Exercise description —
Count the lines in the entries below that contain the string "YEAR" and give only that number.

Stored data —
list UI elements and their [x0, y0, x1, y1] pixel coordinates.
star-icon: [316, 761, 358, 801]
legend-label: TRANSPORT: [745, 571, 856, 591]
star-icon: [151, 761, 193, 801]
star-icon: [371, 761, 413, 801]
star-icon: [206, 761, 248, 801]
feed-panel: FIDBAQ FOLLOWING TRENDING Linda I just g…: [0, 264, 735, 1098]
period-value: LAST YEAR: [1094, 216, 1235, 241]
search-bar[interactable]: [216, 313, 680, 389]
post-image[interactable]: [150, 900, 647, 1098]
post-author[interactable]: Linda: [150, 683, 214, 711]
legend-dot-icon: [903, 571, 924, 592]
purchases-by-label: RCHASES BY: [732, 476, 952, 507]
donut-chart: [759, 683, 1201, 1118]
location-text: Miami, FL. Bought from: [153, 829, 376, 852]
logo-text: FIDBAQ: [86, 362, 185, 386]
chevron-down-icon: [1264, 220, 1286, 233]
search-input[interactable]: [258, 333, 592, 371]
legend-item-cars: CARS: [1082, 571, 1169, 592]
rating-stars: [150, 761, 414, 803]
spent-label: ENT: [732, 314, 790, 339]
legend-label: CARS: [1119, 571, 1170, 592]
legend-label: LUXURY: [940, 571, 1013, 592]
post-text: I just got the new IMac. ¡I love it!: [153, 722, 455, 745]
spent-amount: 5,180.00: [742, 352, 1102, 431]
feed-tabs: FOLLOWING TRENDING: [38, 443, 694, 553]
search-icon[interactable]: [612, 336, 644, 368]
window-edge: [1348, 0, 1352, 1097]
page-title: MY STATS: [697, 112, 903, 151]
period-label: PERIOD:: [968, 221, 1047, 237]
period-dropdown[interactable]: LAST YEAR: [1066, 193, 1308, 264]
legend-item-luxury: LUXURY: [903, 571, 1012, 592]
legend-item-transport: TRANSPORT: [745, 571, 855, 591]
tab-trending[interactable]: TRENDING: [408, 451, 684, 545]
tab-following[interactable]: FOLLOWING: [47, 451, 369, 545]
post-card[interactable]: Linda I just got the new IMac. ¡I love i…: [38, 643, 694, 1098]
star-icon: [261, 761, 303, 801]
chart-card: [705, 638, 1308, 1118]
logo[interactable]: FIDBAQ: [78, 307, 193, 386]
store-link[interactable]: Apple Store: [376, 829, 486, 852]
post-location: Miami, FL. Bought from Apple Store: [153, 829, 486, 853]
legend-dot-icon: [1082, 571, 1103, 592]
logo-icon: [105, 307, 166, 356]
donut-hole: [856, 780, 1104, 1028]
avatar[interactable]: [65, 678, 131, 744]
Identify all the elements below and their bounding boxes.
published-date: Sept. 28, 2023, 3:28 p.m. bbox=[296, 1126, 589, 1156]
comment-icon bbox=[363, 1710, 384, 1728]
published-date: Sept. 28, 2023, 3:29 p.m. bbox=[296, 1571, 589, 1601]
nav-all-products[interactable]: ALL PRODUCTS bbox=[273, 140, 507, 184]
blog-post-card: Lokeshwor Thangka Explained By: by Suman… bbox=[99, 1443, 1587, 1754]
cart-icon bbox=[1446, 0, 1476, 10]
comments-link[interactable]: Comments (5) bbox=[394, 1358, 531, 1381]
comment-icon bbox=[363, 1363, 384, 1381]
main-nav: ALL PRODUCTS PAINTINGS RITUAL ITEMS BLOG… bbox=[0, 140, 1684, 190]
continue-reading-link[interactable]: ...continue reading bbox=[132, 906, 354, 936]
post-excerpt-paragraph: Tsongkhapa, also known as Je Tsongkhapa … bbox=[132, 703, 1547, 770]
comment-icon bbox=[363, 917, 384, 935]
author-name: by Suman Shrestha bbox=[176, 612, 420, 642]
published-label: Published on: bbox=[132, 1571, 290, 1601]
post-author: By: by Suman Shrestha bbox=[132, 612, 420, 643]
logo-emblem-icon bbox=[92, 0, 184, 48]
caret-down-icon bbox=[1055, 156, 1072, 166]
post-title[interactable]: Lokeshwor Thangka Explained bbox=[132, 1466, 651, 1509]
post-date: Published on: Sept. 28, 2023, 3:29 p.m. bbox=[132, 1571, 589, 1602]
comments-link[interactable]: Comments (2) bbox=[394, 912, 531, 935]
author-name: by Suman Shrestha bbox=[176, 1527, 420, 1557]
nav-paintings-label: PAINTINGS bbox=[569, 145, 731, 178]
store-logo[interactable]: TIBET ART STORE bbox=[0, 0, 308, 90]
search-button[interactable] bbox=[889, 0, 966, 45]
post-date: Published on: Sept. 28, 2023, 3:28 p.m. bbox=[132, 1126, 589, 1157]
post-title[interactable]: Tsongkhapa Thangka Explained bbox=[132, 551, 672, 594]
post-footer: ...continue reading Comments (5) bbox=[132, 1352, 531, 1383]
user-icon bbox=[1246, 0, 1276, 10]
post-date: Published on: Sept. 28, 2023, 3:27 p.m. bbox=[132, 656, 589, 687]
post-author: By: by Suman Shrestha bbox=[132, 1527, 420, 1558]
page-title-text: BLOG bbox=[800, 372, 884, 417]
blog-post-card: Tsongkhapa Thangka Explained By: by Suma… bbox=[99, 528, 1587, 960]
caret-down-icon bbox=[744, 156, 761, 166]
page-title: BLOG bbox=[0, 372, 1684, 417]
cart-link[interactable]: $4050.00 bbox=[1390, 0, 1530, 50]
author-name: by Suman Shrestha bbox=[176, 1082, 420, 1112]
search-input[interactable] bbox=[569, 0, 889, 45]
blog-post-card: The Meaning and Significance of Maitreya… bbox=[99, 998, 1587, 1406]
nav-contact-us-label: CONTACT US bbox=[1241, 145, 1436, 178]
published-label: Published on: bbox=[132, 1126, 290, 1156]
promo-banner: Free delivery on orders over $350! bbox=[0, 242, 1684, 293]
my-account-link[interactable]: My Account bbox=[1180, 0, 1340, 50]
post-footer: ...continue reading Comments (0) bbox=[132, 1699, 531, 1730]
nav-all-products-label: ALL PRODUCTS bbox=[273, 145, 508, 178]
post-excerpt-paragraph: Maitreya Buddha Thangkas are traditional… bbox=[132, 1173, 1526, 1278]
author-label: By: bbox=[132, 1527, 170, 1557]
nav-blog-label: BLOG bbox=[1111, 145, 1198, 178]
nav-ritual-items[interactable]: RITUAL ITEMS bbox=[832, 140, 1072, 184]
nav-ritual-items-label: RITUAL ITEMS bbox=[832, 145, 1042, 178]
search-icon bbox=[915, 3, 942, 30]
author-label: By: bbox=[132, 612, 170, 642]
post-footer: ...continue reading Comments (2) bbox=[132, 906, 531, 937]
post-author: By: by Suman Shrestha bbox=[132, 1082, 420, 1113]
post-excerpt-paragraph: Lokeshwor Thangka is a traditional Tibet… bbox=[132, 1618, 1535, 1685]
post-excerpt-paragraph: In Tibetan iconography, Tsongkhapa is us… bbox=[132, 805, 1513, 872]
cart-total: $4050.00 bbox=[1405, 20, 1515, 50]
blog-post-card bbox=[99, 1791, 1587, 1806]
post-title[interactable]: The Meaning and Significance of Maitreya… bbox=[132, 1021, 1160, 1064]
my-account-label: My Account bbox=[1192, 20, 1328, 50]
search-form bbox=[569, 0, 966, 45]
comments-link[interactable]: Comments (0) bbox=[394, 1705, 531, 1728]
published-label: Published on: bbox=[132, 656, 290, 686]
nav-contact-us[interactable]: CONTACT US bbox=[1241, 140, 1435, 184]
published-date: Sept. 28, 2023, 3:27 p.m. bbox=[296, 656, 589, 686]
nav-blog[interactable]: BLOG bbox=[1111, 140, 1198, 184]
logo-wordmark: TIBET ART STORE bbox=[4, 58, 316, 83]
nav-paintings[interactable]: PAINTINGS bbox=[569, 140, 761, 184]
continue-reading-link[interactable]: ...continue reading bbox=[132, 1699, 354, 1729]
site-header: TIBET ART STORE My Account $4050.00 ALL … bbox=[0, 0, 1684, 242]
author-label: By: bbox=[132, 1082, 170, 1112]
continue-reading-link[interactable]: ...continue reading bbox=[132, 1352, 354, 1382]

Task response —
2